• [Written problem]
Tally the lines of the data that include the word "Tension" and state the total, nothing else.

──────── Dataset extract

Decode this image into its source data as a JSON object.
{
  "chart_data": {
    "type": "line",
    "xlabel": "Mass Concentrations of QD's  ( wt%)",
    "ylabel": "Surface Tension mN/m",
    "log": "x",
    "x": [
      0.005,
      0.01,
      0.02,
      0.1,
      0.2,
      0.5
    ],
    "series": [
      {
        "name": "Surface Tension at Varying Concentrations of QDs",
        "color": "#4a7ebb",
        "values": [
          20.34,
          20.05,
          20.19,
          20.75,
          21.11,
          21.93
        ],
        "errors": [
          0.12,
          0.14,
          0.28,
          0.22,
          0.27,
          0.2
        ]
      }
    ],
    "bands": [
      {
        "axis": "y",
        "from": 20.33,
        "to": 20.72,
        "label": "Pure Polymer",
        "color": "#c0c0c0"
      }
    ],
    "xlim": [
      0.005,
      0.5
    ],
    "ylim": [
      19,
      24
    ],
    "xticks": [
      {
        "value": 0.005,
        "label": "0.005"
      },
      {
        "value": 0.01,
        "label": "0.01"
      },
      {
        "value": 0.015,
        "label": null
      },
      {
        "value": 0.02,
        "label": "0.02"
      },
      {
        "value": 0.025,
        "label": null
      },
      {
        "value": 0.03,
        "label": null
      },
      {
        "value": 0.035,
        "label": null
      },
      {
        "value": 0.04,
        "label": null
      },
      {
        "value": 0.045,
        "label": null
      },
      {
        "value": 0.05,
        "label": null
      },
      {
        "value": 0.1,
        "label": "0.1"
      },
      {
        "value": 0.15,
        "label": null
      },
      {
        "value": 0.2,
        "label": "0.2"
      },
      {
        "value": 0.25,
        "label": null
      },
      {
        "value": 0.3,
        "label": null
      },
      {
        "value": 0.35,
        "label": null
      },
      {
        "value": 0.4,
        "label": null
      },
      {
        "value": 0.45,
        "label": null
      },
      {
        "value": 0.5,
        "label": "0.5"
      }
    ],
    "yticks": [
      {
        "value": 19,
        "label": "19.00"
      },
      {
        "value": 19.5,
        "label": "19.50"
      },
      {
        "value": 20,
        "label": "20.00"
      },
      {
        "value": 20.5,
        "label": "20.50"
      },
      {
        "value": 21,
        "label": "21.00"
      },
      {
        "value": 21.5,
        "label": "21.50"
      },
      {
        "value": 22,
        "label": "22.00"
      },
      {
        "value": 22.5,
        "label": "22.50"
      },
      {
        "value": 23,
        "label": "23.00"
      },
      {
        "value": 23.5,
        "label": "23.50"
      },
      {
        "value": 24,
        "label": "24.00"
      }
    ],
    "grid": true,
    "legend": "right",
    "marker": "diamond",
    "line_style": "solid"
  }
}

────────────────

• [Written answer]
2